§ Tasks and exercises:
[A] In the post on presenting a paper in Tübingen, what is the title of the paper?
[B] From the post on presenting a paper in Tübingen, copy word for word the stretch from "However, I realised" through "in the conclusion.".

§ Supplied passage:
- - -

Presenting a paper in Tübingen
This Monday evening I’ll be presenting a paper in Tübingen on ‘Christology and 1 Cor 16:22’, at the ‘English-German Colloquium in New Testament’ (the forum formerly known as Das Kolloquium für Graduierte). Among others, the author of one of my favourite NT introductions is in Tübingen at the moment and has taken part in the Colloquium thus far, so I look forward to hearing his feedback.
However, I realised that may paper just wasn’t long enough for a good 45 minute presentation followed by a 30-40 minute discussion. I originally thought that I could perhaps simply waffle a bit about my thoughts on 2 Cor 5:21 if we ran out of things to talk about, but that just didn’t seem appropriate. So instead, tonight, I had fun writing, among other things, the following extended and self-indulgent ‘introduction’ which echoes deliberately with vocabulary I use in the conclusion.

- - -

§ Listed entries:
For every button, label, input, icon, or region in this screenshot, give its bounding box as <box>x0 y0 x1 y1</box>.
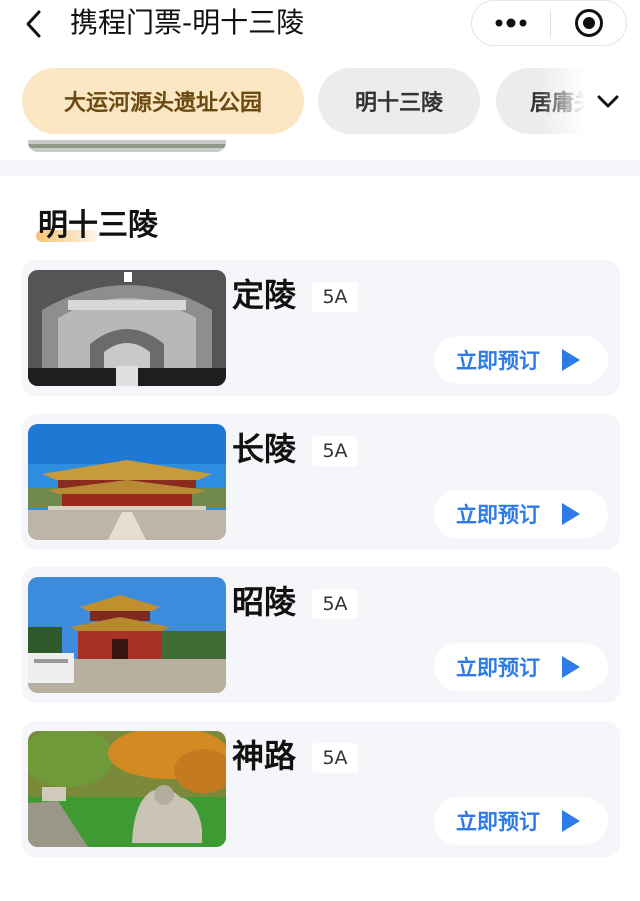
scenic-tabs: 大运河源头遗址公园 明十三陵 居庸关 <box>0 60 640 144</box>
play-arrow-icon <box>562 349 580 371</box>
nav-bar: 携程门票-明十三陵 <box>0 0 640 50</box>
mini-program-capsule <box>471 0 627 46</box>
section-header: 明十三陵 <box>36 206 158 246</box>
level-badge: 5A <box>312 436 358 466</box>
book-now-label: 立即预订 <box>456 349 540 373</box>
tab-canal-park[interactable]: 大运河源头遗址公园 <box>22 68 304 134</box>
expand-tabs-button[interactable] <box>586 82 630 122</box>
level-badge: 5A <box>312 282 358 312</box>
play-arrow-icon <box>562 810 580 832</box>
attraction-photo <box>28 731 226 847</box>
attraction-card[interactable]: 昭陵 5A 立即预订 <box>22 567 620 703</box>
chevron-down-icon <box>597 95 619 108</box>
level-badge: 5A <box>312 589 358 619</box>
attraction-name: 长陵 <box>232 430 297 468</box>
attraction-photo <box>28 577 226 693</box>
more-dots-icon <box>495 18 527 28</box>
attraction-photo <box>28 424 226 540</box>
attraction-card[interactable]: 长陵 5A 立即预订 <box>22 414 620 550</box>
tab-ming-tombs[interactable]: 明十三陵 <box>318 68 480 134</box>
previous-card-edge <box>28 140 226 152</box>
target-circle-icon <box>575 9 603 37</box>
section-title: 明十三陵 <box>38 208 158 243</box>
attraction-photo <box>28 270 226 386</box>
attraction-name: 昭陵 <box>232 583 297 621</box>
book-now-button[interactable]: 立即预订 <box>434 336 608 384</box>
play-arrow-icon <box>562 656 580 678</box>
play-arrow-icon <box>562 503 580 525</box>
book-now-label: 立即预订 <box>456 656 540 680</box>
attraction-card[interactable]: 神路 5A 立即预订 <box>22 721 620 857</box>
close-button[interactable] <box>551 1 627 45</box>
book-now-button[interactable]: 立即预订 <box>434 797 608 845</box>
book-now-label: 立即预订 <box>456 810 540 834</box>
book-now-button[interactable]: 立即预订 <box>434 643 608 691</box>
chevron-left-icon <box>26 10 41 38</box>
attraction-card[interactable]: 定陵 5A 立即预订 <box>22 260 620 396</box>
more-button[interactable] <box>472 1 550 45</box>
attraction-name: 定陵 <box>232 276 297 314</box>
back-button[interactable] <box>16 6 52 42</box>
page-title: 携程门票-明十三陵 <box>70 6 305 39</box>
attraction-name: 神路 <box>232 737 297 775</box>
level-badge: 5A <box>312 743 358 773</box>
section-divider <box>0 160 640 176</box>
book-now-button[interactable]: 立即预订 <box>434 490 608 538</box>
book-now-label: 立即预订 <box>456 503 540 527</box>
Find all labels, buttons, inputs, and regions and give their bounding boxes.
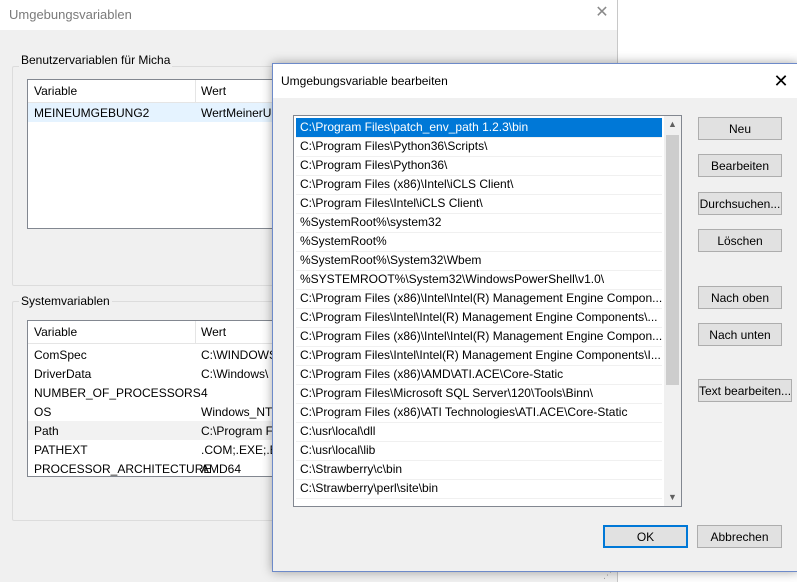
browse-button[interactable]: Durchsuchen... — [698, 192, 782, 215]
path-entry[interactable]: C:\Program Files (x86)\Intel\iCLS Client… — [296, 175, 662, 195]
user-variable-value: WertMeinerU — [201, 106, 272, 120]
system-variable-value: Windows_NT — [201, 405, 273, 419]
path-entry-text: C:\Program Files (x86)\AMD\ATI.ACE\Core-… — [300, 367, 564, 381]
path-entry[interactable]: C:\Program Files (x86)\Intel\Intel(R) Ma… — [296, 289, 662, 309]
path-entry-text: C:\Program Files (x86)\Intel\Intel(R) Ma… — [300, 329, 662, 343]
path-entry[interactable]: C:\Strawberry\c\bin — [296, 460, 662, 480]
dialog-close-icon[interactable]: ✕ — [771, 71, 791, 91]
path-entry-text: C:\Program Files\Microsoft SQL Server\12… — [300, 386, 593, 400]
system-variable-row[interactable]: ComSpec C:\WINDOWS — [28, 345, 288, 364]
path-entry-text: %SystemRoot%\system32 — [300, 215, 442, 229]
path-list-scrollbar[interactable]: ▲ ▼ — [664, 116, 681, 506]
system-variable-value: C:\Windows\ — [201, 367, 269, 381]
user-variables-list[interactable]: Variable Wert MEINEUMGEBUNG2 WertMeinerU — [27, 79, 289, 229]
system-list-header: Variable Wert — [28, 321, 288, 344]
path-entry[interactable]: C:\usr\local\lib — [296, 441, 662, 461]
system-col-variable[interactable]: Variable — [34, 325, 77, 339]
path-entry-text: C:\Program Files (x86)\Intel\Intel(R) Ma… — [300, 291, 662, 305]
system-variable-row[interactable]: PATHEXT .COM;.EXE;.B — [28, 440, 288, 459]
path-entry[interactable]: C:\Program Files\Intel\iCLS Client\ — [296, 194, 662, 214]
path-entry[interactable]: C:\Program Files\Microsoft SQL Server\12… — [296, 384, 662, 404]
path-entry[interactable]: C:\Program Files\Intel\Intel(R) Manageme… — [296, 346, 662, 366]
system-col-value[interactable]: Wert — [201, 325, 226, 339]
path-entry-text: C:\Program Files\Intel\iCLS Client\ — [300, 196, 483, 210]
system-variable-name: Path — [34, 424, 59, 438]
cancel-button[interactable]: Abbrechen — [697, 525, 782, 548]
move-up-button[interactable]: Nach oben — [698, 286, 782, 309]
path-entry-text: C:\Strawberry\perl\site\bin — [300, 481, 439, 495]
system-variables-label: Systemvariablen — [19, 294, 112, 308]
system-variable-name: DriverData — [34, 367, 92, 381]
edit-text-button[interactable]: Text bearbeiten... — [698, 379, 792, 402]
dialog-title: Umgebungsvariable bearbeiten — [281, 74, 448, 88]
bg-window-title: Umgebungsvariablen — [9, 7, 132, 22]
user-col-value[interactable]: Wert — [201, 84, 226, 98]
path-entry-text: C:\Program Files\Intel\Intel(R) Manageme… — [300, 348, 661, 362]
path-entry[interactable]: C:\Program Files (x86)\ATI Technologies\… — [296, 403, 662, 423]
path-entry[interactable]: C:\usr\local\dll — [296, 422, 662, 442]
system-variable-name: PROCESSOR_ARCHITECTURE — [34, 462, 212, 476]
path-entry-text: C:\Program Files\Python36\Scripts\ — [300, 139, 488, 153]
path-entry-text: C:\Program Files\Python36\ — [300, 158, 448, 172]
path-entry-text: %SYSTEMROOT%\System32\WindowsPowerShell\… — [300, 272, 605, 286]
user-variables-label: Benutzervariablen für Micha — [19, 53, 173, 67]
move-down-button[interactable]: Nach unten — [698, 323, 782, 346]
system-variable-value: .COM;.EXE;.B — [201, 443, 278, 457]
path-entry-text: C:\Program Files\Intel\Intel(R) Manageme… — [300, 310, 658, 324]
scrollbar-thumb[interactable] — [666, 135, 679, 385]
path-entries-list[interactable]: C:\Program Files\patch_env_path 1.2.3\bi… — [293, 115, 682, 507]
path-entry-text: %SystemRoot%\System32\Wbem — [300, 253, 482, 267]
path-entry[interactable]: C:\Program Files\Intel\Intel(R) Manageme… — [296, 308, 662, 328]
system-variable-row[interactable]: OS Windows_NT — [28, 402, 288, 421]
path-entry[interactable]: %SystemRoot%\System32\Wbem — [296, 251, 662, 271]
ok-button[interactable]: OK — [603, 525, 688, 548]
path-entry-text: C:\usr\local\lib — [300, 443, 376, 457]
system-variable-name: OS — [34, 405, 52, 419]
path-entry-text: C:\Program Files\patch_env_path 1.2.3\bi… — [300, 120, 529, 134]
path-entry[interactable]: %SystemRoot% — [296, 232, 662, 252]
path-entry[interactable]: %SystemRoot%\system32 — [296, 213, 662, 233]
system-variable-name: PATHEXT — [34, 443, 88, 457]
path-entry-text: C:\Program Files (x86)\ATI Technologies\… — [300, 405, 628, 419]
path-entry-text: C:\Strawberry\c\bin — [300, 462, 403, 476]
edit-environment-variable-dialog: Umgebungsvariable bearbeiten ✕ C:\Progra… — [272, 63, 797, 572]
user-col-variable[interactable]: Variable — [34, 84, 77, 98]
system-variable-row[interactable]: Path C:\Program F — [28, 421, 288, 440]
path-entry[interactable]: C:\Program Files\patch_env_path 1.2.3\bi… — [296, 118, 662, 138]
path-entry[interactable]: C:\Program Files (x86)\Intel\Intel(R) Ma… — [296, 327, 662, 347]
system-variable-row[interactable]: NUMBER_OF_PROCESSORS 4 — [28, 383, 288, 402]
system-variable-value: 4 — [201, 386, 208, 400]
system-variable-name: NUMBER_OF_PROCESSORS — [34, 386, 201, 400]
system-variable-name: ComSpec — [34, 348, 87, 362]
path-entry[interactable]: C:\Strawberry\perl\site\bin — [296, 479, 662, 499]
path-entry-text: C:\usr\local\dll — [300, 424, 376, 438]
path-entry-text: %SystemRoot% — [300, 234, 387, 248]
edit-button[interactable]: Bearbeiten — [698, 154, 782, 177]
path-entry[interactable]: %SYSTEMROOT%\System32\WindowsPowerShell\… — [296, 270, 662, 290]
dialog-titlebar: Umgebungsvariable bearbeiten ✕ — [273, 64, 797, 98]
user-variable-name: MEINEUMGEBUNG2 — [34, 106, 150, 120]
path-entry[interactable]: C:\Program Files\Python36\ — [296, 156, 662, 176]
path-entry-text: C:\Program Files (x86)\Intel\iCLS Client… — [300, 177, 514, 191]
scroll-up-arrow-icon[interactable]: ▲ — [664, 116, 681, 133]
system-variable-row[interactable]: DriverData C:\Windows\ — [28, 364, 288, 383]
system-variable-row[interactable]: PROCESSOR_ARCHITECTURE AMD64 — [28, 459, 288, 476]
user-list-header: Variable Wert — [28, 80, 288, 103]
system-variable-value: AMD64 — [201, 462, 242, 476]
bg-close-icon[interactable]: ✕ — [593, 4, 611, 22]
scroll-down-arrow-icon[interactable]: ▼ — [664, 489, 681, 506]
bg-titlebar: Umgebungsvariablen ✕ — [0, 0, 617, 30]
path-entry[interactable]: C:\Program Files\Python36\Scripts\ — [296, 137, 662, 157]
path-entry[interactable]: C:\Program Files (x86)\AMD\ATI.ACE\Core-… — [296, 365, 662, 385]
new-button[interactable]: Neu — [698, 117, 782, 140]
user-variable-row[interactable]: MEINEUMGEBUNG2 WertMeinerU — [28, 103, 288, 122]
delete-button[interactable]: Löschen — [698, 229, 782, 252]
system-variable-value: C:\WINDOWS — [201, 348, 277, 362]
system-variables-list[interactable]: Variable Wert ComSpec C:\WINDOWS DriverD… — [27, 320, 289, 477]
system-variable-value: C:\Program F — [201, 424, 274, 438]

- - -

§ Responses to the tasks:
[A] ‘Christology and 1 Cor 16:22’

[B]
However, I realised that may paper just wasn’t long enough for a good 45 minute presentation followed by a 30-40 minute discussion. I originally thought that I could perhaps simply waffle a bit about my thoughts on 2 Cor 5:21 if we ran out of things to talk about, but that just didn’t seem appropriate. So instead, tonight, I had fun writing, among other things, the following extended and self-indulgent ‘introduction’ which echoes deliberately with vocabulary I use in the conclusion.